Excerpts from a figure dataset
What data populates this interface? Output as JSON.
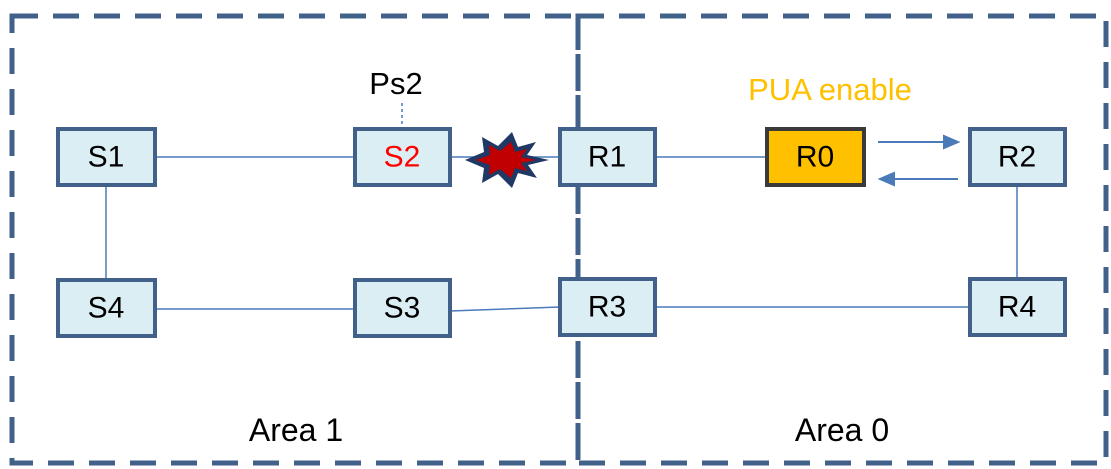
{
  "areas": [
    {
      "label": "Area 1"
    },
    {
      "label": "Area 0"
    }
  ],
  "routers": {
    "S1": {
      "label": "S1"
    },
    "S2": {
      "label": "S2",
      "text_color": "#ff0000"
    },
    "S3": {
      "label": "S3"
    },
    "S4": {
      "label": "S4"
    },
    "R1": {
      "label": "R1"
    },
    "R0": {
      "label": "R0",
      "fill": "#ffc000"
    },
    "R2": {
      "label": "R2"
    },
    "R3": {
      "label": "R3"
    },
    "R4": {
      "label": "R4"
    }
  },
  "annotations": {
    "ps2": "Ps2",
    "pua": "PUA enable"
  },
  "colors": {
    "border": "#41608a",
    "node_fill": "#dbeef4",
    "link": "#4a7ab8",
    "pua_text": "#ffc000",
    "failure_outer": "#1f3864",
    "failure_inner": "#c00000"
  }
}
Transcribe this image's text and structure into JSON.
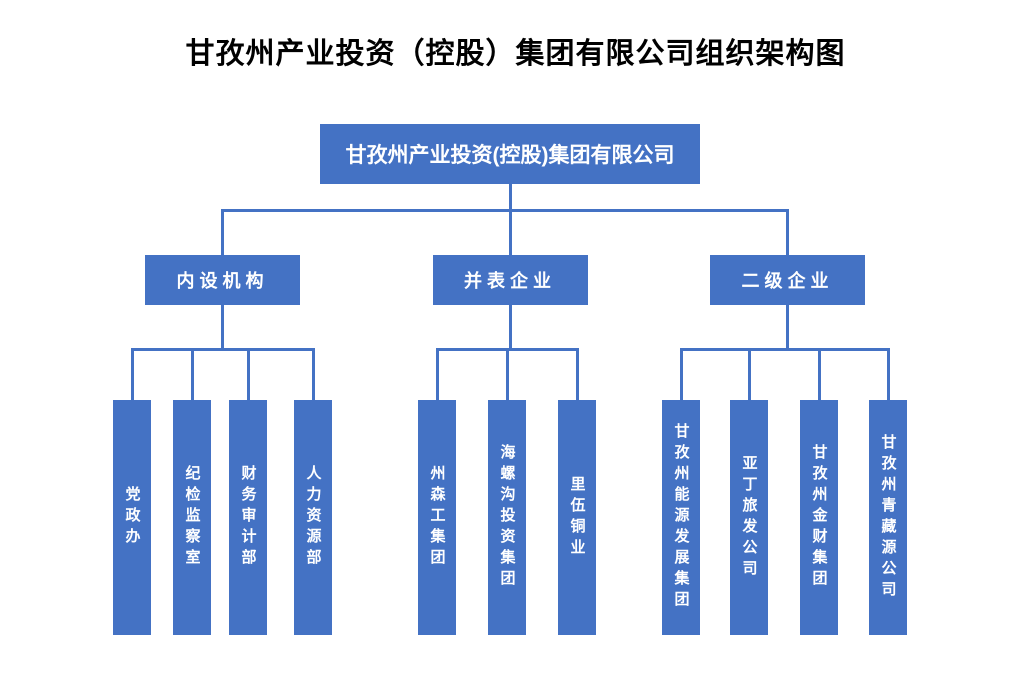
{
  "title": "甘孜州产业投资（控股）集团有限公司组织架构图",
  "diagram_type": "org_chart",
  "org": {
    "root": {
      "label": "甘孜州产业投资(控股)集团有限公司"
    },
    "groups": [
      {
        "label": "内设机构",
        "children": [
          "党政办",
          "纪检监察室",
          "财务审计部",
          "人力资源部"
        ]
      },
      {
        "label": "并表企业",
        "children": [
          "州森工集团",
          "海螺沟投资集团",
          "里伍铜业"
        ]
      },
      {
        "label": "二级企业",
        "children": [
          "甘孜州能源发展集团",
          "亚丁旅发公司",
          "甘孜州金财集团",
          "甘孜州青藏源公司"
        ]
      }
    ]
  },
  "colors": {
    "box": "#4472C4",
    "line": "#4472C4",
    "label_text": "#FFFFFF",
    "title_text": "#000000"
  }
}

Problem requirements. From the records above, copy every line that holds the word "甘孜州产业投资".

Result.
  "title": "甘孜州产业投资（控股）集团有限公司组织架构图",
      "label": "甘孜州产业投资(控股)集团有限公司"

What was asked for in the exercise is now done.